• _Required work_:
List all lines of the data that include the string "vyhledejte".

• _Exercise data_:
______________________________
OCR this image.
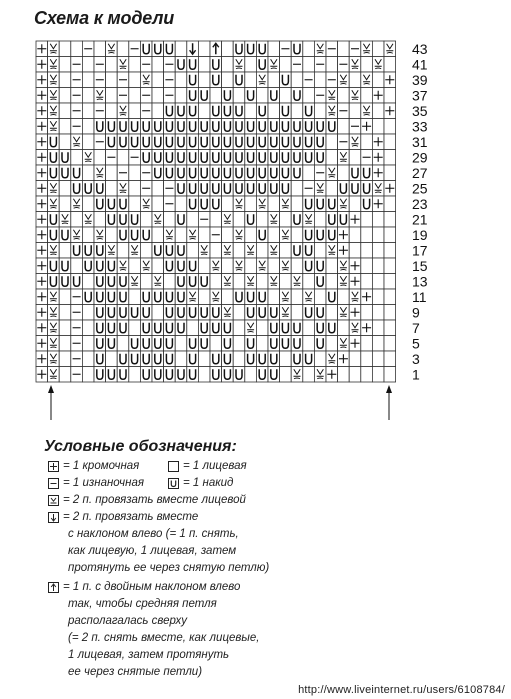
Схема к модели
43
41
39
37
35
33
31
29
27
25
23
21
19
17
15
13
11
9
7
5
3
1
Условные обозначения:
= 1 кромочная	= 1 лицевая
= 1 изнаночная	= 1 накид
= 2 п. провязать вместе лицевой
= 2 п. провязать вместе
с наклоном влево (= 1 п. снять,
как лицевую, 1 лицевая, затем
протянуть ее через снятую петлю)
= 1 п. с двойным наклоном влево
так, чтобы средняя петля
располагалась сверху
(= 2 п. снять вместе, как лицевые,
1 лицевая, затем протянуть
ее через снятые петли)
http://www.liveinternet.ru/users/6108784/
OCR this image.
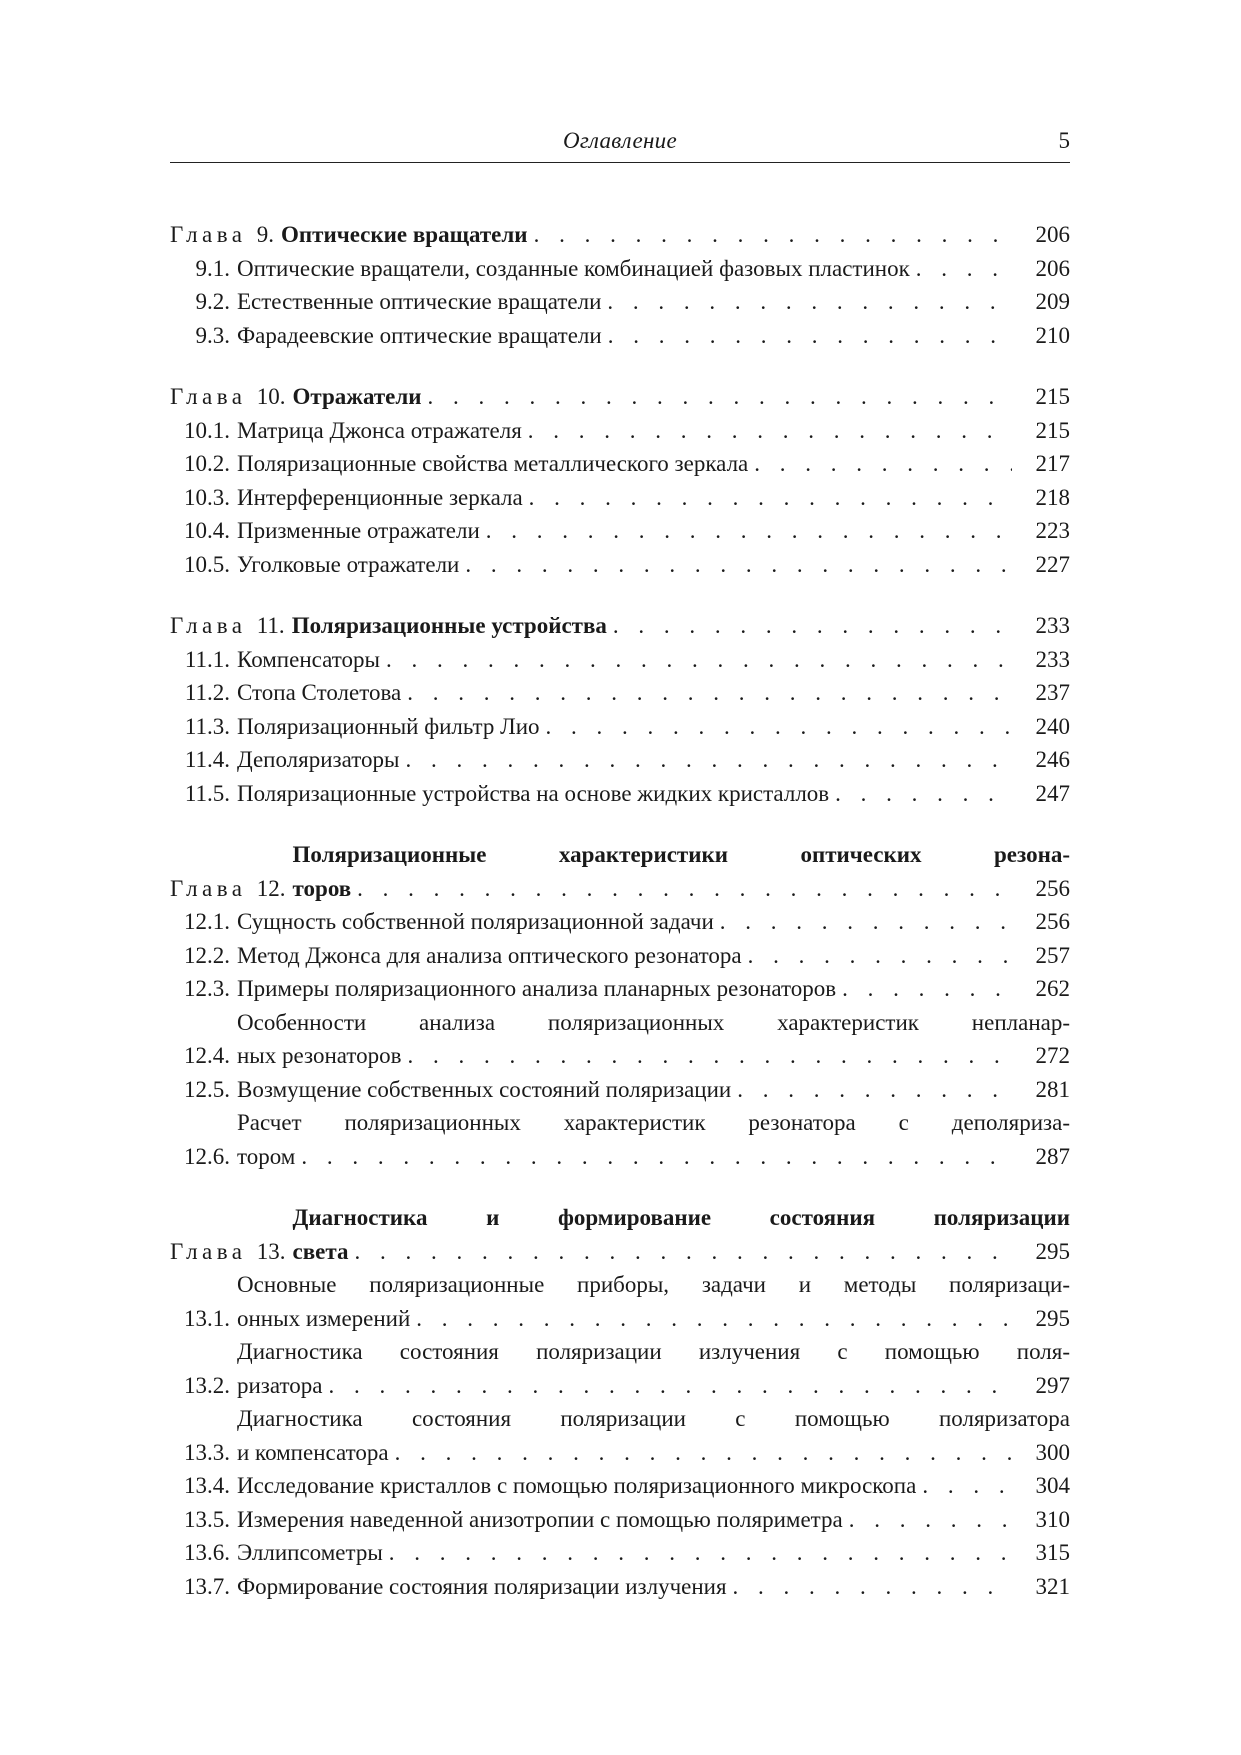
Оглавление	5
Глава 9. Оптические вращатели . . .	206
9.1. Оптические вращатели, созданные комбинацией фазовых пластинок . . .	206
9.2. Естественные оптические вращатели . . .	209
9.3. Фарадеевские оптические вращатели . . .	210
Глава 10. Отражатели . . .	215
10.1. Матрица Джонса отражателя . . .	215
10.2. Поляризационные свойства металлического зеркала . . .	217
10.3. Интерференционные зеркала . . .	218
10.4. Призменные отражатели . . .	223
10.5. Уголковые отражатели . . .	227
Глава 11. Поляризационные устройства . . .	233
11.1. Компенсаторы . . .	233
11.2. Стопа Столетова . . .	237
11.3. Поляризационный фильтр Лио . . .	240
11.4. Деполяризаторы . . .	246
11.5. Поляризационные устройства на основе жидких кристаллов . . .	247
Глава 12.
Поляризационные характеристики оптических резона-
торов . . .	256
12.1. Сущность собственной поляризационной задачи . . .	256
12.2. Метод Джонса для анализа оптического резонатора . . .	257
12.3. Примеры поляризационного анализа планарных резонаторов . . .	262
12.4.
Особенности анализа поляризационных характеристик непланар-
ных резонаторов . . .	272
12.5. Возмущение собственных состояний поляризации . . .	281
12.6.
Расчет поляризационных характеристик резонатора с деполяриза-
тором . . .	287
Глава 13.
Диагностика и формирование состояния поляризации
света . . .	295
13.1.
Основные поляризационные приборы, задачи и методы поляризаци-
онных измерений . . .	295
13.2.
Диагностика состояния поляризации излучения с помощью поля-
ризатора . . .	297
13.3.
Диагностика состояния поляризации с помощью поляризатора
и компенсатора . . .	300
13.4. Исследование кристаллов с помощью поляризационного микроскопа . . .	304
13.5. Измерения наведенной анизотропии с помощью поляриметра . . .	310
13.6. Эллипсометры . . .	315
13.7. Формирование состояния поляризации излучения . . .	321
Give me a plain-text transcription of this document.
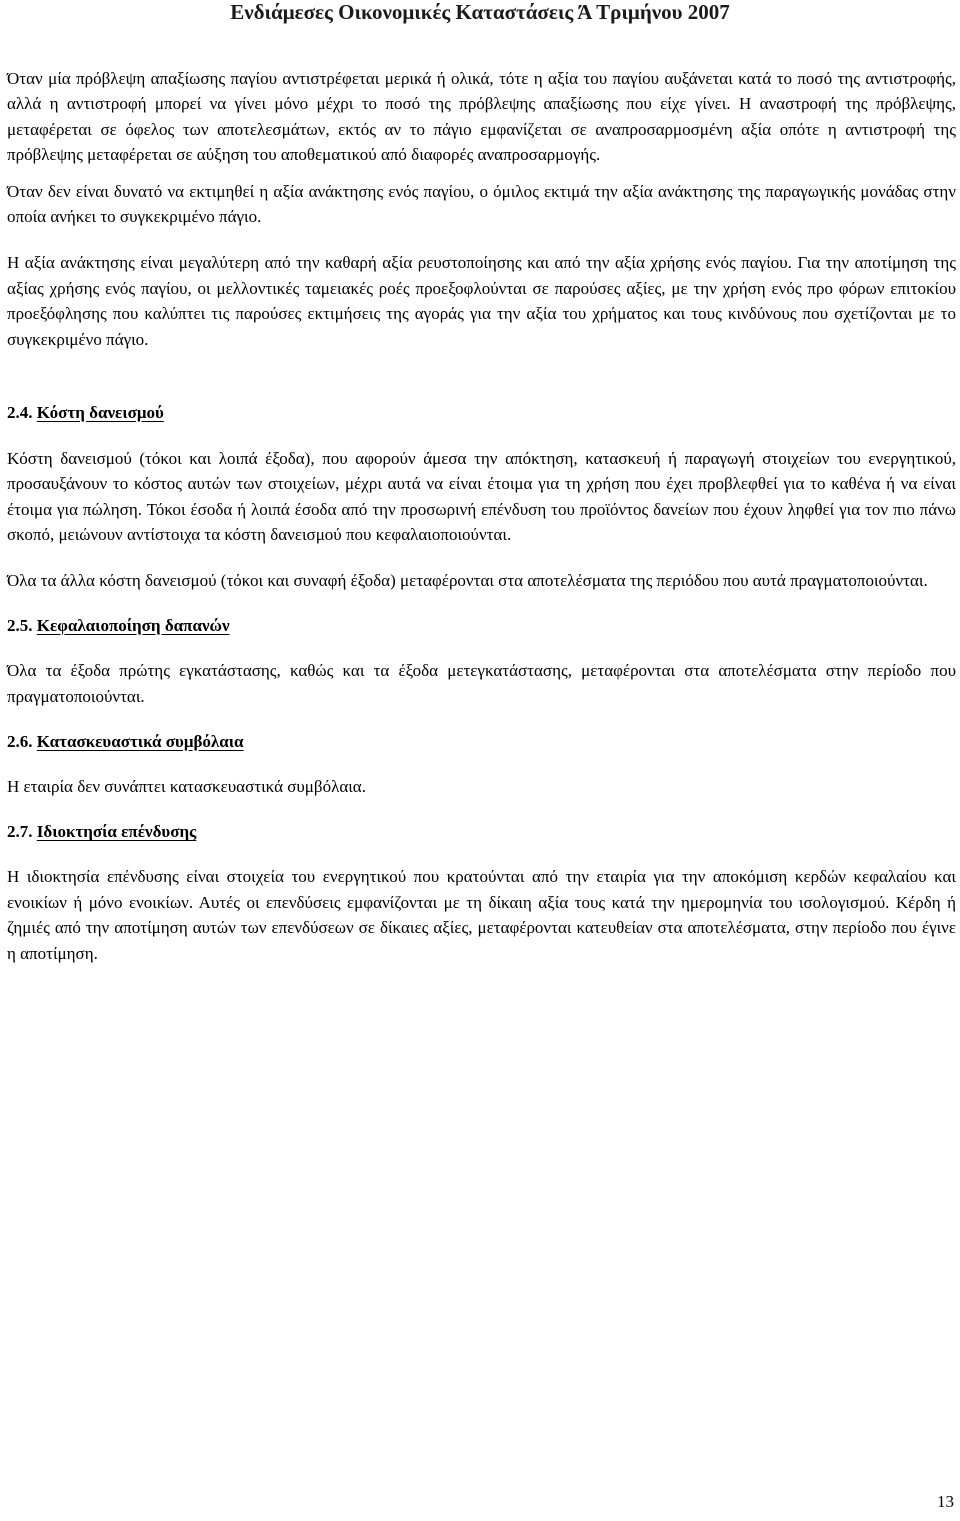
Ενδιάμεσες Οικονομικές Καταστάσεις Ά Τριμήνου 2007

Όταν μία πρόβλεψη απαξίωσης παγίου αντιστρέφεται μερικά ή ολικά, τότε η αξία του παγίου αυξάνεται κατά το ποσό της αντιστροφής, αλλά η αντιστροφή μπορεί να γίνει μόνο μέχρι το ποσό της πρόβλεψης απαξίωσης που είχε γίνει. Η αναστροφή της πρόβλεψης, μεταφέρεται σε όφελος των αποτελεσμάτων, εκτός αν το πάγιο εμφανίζεται σε αναπροσαρμοσμένη αξία οπότε η αντιστροφή της πρόβλεψης μεταφέρεται σε αύξηση του αποθεματικού από διαφορές αναπροσαρμογής.

Όταν δεν είναι δυνατό να εκτιμηθεί η αξία ανάκτησης ενός παγίου, ο όμιλος εκτιμά την αξία ανάκτησης της παραγωγικής μονάδας στην οποία ανήκει το συγκεκριμένο πάγιο.

Η αξία ανάκτησης είναι μεγαλύτερη από την καθαρή αξία ρευστοποίησης και από την αξία χρήσης ενός παγίου. Για την αποτίμηση της αξίας χρήσης ενός παγίου, οι μελλοντικές ταμειακές ροές προεξοφλούνται σε παρούσες αξίες, με την χρήση ενός προ φόρων επιτοκίου προεξόφλησης που καλύπτει τις παρούσες εκτιμήσεις της αγοράς για την αξία του χρήματος και τους κινδύνους που σχετίζονται με το συγκεκριμένο πάγιο.

2.4. Κόστη δανεισμού

Κόστη δανεισμού (τόκοι και λοιπά έξοδα), που αφορούν άμεσα την απόκτηση, κατασκευή ή παραγωγή στοιχείων του ενεργητικού, προσαυξάνουν το κόστος αυτών των στοιχείων, μέχρι αυτά να είναι έτοιμα για τη χρήση που έχει προβλεφθεί για το καθένα ή να είναι έτοιμα για πώληση. Τόκοι έσοδα ή λοιπά έσοδα από την προσωρινή επένδυση του προϊόντος δανείων που έχουν ληφθεί για τον πιο πάνω σκοπό, μειώνουν αντίστοιχα τα κόστη δανεισμού που κεφαλαιοποιούνται.

Όλα τα άλλα κόστη δανεισμού (τόκοι και συναφή έξοδα) μεταφέρονται στα αποτελέσματα της περιόδου που αυτά πραγματοποιούνται.

2.5. Κεφαλαιοποίηση δαπανών

Όλα τα έξοδα πρώτης εγκατάστασης, καθώς και τα έξοδα μετεγκατάστασης, μεταφέρονται στα αποτελέσματα στην περίοδο που πραγματοποιούνται.

2.6. Κατασκευαστικά συμβόλαια

Η εταιρία δεν συνάπτει κατασκευαστικά συμβόλαια.

2.7. Ιδιοκτησία επένδυσης

Η ιδιοκτησία επένδυσης είναι στοιχεία του ενεργητικού που κρατούνται από την εταιρία για την αποκόμιση κερδών κεφαλαίου και ενοικίων ή μόνο ενοικίων. Αυτές οι επενδύσεις εμφανίζονται με τη δίκαιη αξία τους κατά την ημερομηνία του ισολογισμού. Κέρδη ή ζημιές από την αποτίμηση αυτών των επενδύσεων σε δίκαιες αξίες, μεταφέρονται κατευθείαν στα αποτελέσματα, στην περίοδο που έγινε η αποτίμηση.

13
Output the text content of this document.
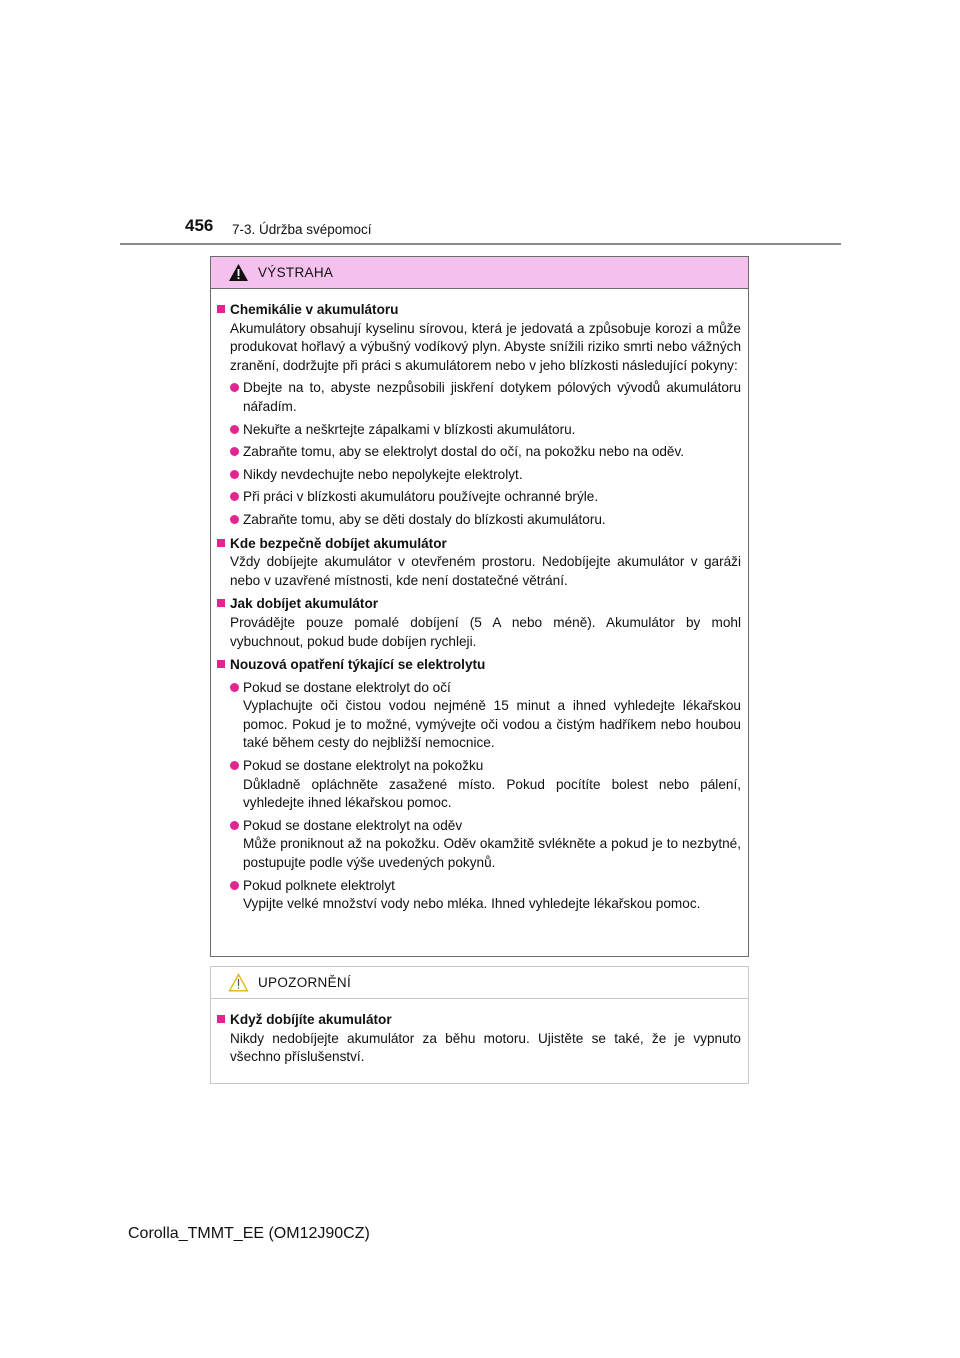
456 7-3. Údržba svépomocí
VÝSTRAHA
Chemikálie v akumulátoru
Akumulátory obsahují kyselinu sírovou, která je jedovatá a způsobuje korozi a může produkovat hořlavý a výbušný vodíkový plyn. Abyste snížili riziko smrti nebo vážných zranění, dodržujte při práci s akumulátorem nebo v jeho blízkosti následující pokyny:
Dbejte na to, abyste nezpůsobili jiskření dotykem pólových vývodů akumulátoru nářadím.
Nekuřte a neškrtejte zápalkami v blízkosti akumulátoru.
Zabraňte tomu, aby se elektrolyt dostal do očí, na pokožku nebo na oděv.
Nikdy nevdechujte nebo nepolykejte elektrolyt.
Při práci v blízkosti akumulátoru používejte ochranné brýle.
Zabraňte tomu, aby se děti dostaly do blízkosti akumulátoru.
Kde bezpečně dobíjet akumulátor
Vždy dobíjejte akumulátor v otevřeném prostoru. Nedobíjejte akumulátor v garáži nebo v uzavřené místnosti, kde není dostatečné větrání.
Jak dobíjet akumulátor
Provádějte pouze pomalé dobíjení (5 A nebo méně). Akumulátor by mohl vybuchnout, pokud bude dobíjen rychleji.
Nouzová opatření týkající se elektrolytu
Pokud se dostane elektrolyt do očí
Vyplachujte oči čistou vodou nejméně 15 minut a ihned vyhledejte lékařskou pomoc. Pokud je to možné, vymývejte oči vodou a čistým hadříkem nebo houbou také během cesty do nejbližší nemocnice.
Pokud se dostane elektrolyt na pokožku
Důkladně opláchněte zasažené místo. Pokud pocítíte bolest nebo pálení, vyhledejte ihned lékařskou pomoc.
Pokud se dostane elektrolyt na oděv
Může proniknout až na pokožku. Oděv okamžitě svlékněte a pokud je to nezbytné, postupujte podle výše uvedených pokynů.
Pokud polknete elektrolyt
Vypijte velké množství vody nebo mléka. Ihned vyhledejte lékařskou pomoc.
UPOZORNĚNÍ
Když dobíjíte akumulátor
Nikdy nedobíjejte akumulátor za běhu motoru. Ujistěte se také, že je vypnuto všechno příslušenství.
Corolla_TMMT_EE (OM12J90CZ)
______________________________
• _Result of the exercise_:
Vyplachujte oči čistou vodou nejméně 15 minut a ihned vyhledejte lékařskou pomoc. Pokud je to možné, vymývejte oči vodou a čistým hadříkem nebo houbou také během cesty do nejbližší nemocnice.
Důkladně opláchněte zasažené místo. Pokud pocítíte bolest nebo pálení, vyhledejte ihned lékařskou pomoc.
Vypijte velké množství vody nebo mléka. Ihned vyhledejte lékařskou pomoc.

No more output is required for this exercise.